**SET EXERCISE:** Reading the listing below, count the lines that contain the word "Statistics" and give that count alone.

--- start INPUT DATA ---

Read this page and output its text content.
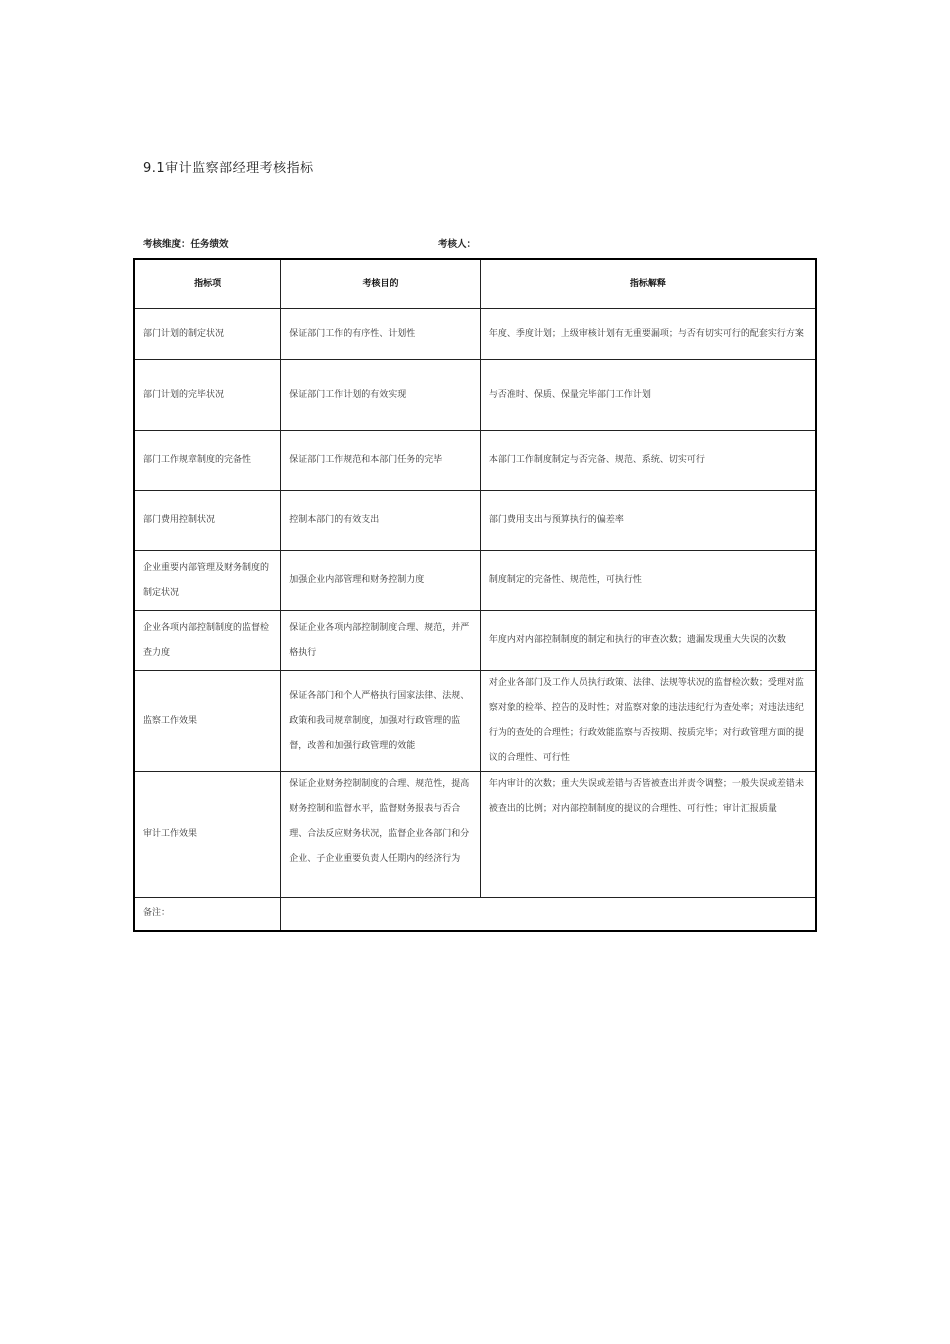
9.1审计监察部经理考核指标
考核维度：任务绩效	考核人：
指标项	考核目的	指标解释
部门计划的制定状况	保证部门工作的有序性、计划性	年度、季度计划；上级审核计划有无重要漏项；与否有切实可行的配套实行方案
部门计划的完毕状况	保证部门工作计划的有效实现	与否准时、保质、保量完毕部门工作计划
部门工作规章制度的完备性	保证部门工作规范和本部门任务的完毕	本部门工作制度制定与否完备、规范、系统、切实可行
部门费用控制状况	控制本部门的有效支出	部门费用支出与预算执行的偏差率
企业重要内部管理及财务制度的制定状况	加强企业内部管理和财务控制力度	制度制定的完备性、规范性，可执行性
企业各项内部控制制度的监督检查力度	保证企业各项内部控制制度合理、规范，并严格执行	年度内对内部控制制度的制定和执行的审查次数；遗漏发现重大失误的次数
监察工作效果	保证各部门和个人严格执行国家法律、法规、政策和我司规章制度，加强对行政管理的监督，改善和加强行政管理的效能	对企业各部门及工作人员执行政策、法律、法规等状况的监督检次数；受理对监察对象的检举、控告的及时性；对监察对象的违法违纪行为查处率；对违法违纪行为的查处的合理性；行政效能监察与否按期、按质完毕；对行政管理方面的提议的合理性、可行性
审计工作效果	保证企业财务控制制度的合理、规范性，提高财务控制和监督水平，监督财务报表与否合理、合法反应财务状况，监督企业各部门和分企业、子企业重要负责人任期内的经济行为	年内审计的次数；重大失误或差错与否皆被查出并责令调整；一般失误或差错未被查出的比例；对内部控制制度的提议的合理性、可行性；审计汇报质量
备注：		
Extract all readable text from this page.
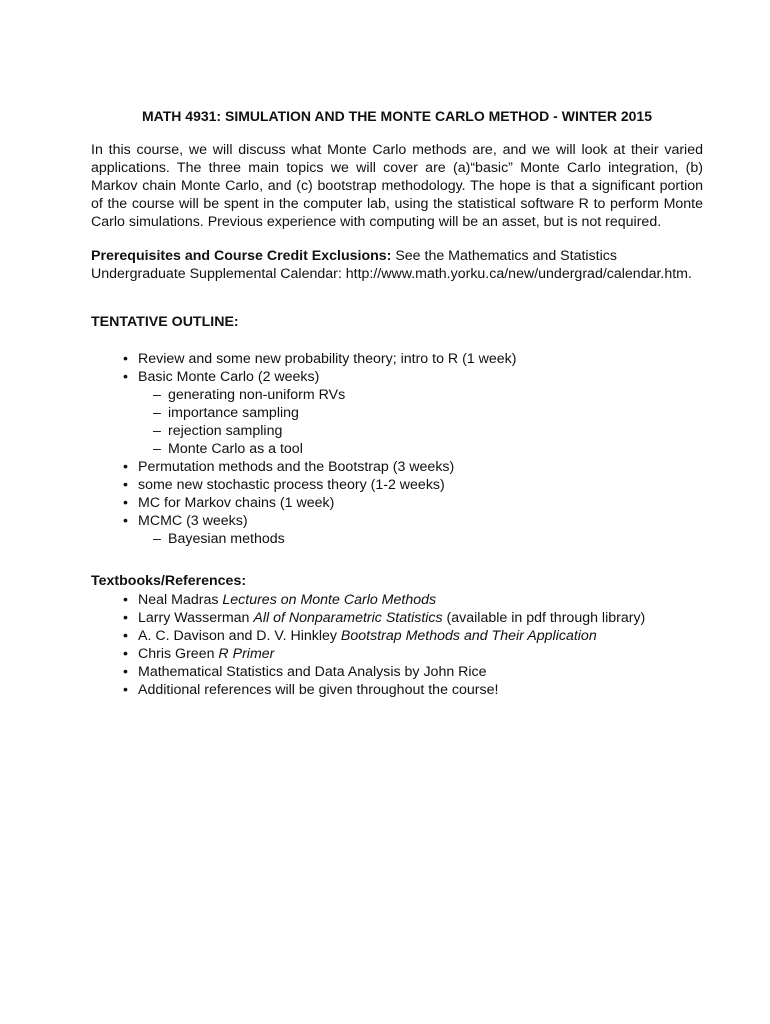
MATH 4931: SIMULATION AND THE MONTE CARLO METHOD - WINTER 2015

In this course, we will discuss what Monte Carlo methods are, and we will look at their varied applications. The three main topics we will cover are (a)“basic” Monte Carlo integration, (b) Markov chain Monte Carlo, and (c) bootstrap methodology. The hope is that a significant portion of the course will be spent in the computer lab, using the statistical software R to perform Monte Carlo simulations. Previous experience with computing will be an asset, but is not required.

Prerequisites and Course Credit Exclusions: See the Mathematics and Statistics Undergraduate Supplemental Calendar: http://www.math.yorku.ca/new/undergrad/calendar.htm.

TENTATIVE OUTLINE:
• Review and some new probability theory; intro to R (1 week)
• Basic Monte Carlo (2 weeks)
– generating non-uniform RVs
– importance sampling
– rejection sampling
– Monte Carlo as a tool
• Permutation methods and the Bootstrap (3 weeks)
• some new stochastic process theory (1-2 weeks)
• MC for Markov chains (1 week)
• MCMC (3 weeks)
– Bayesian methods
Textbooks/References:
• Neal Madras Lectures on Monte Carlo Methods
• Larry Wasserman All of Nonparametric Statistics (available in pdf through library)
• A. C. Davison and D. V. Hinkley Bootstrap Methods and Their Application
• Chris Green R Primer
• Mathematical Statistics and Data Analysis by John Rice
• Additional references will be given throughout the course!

--- end INPUT DATA ---

**THE RESULT:** 3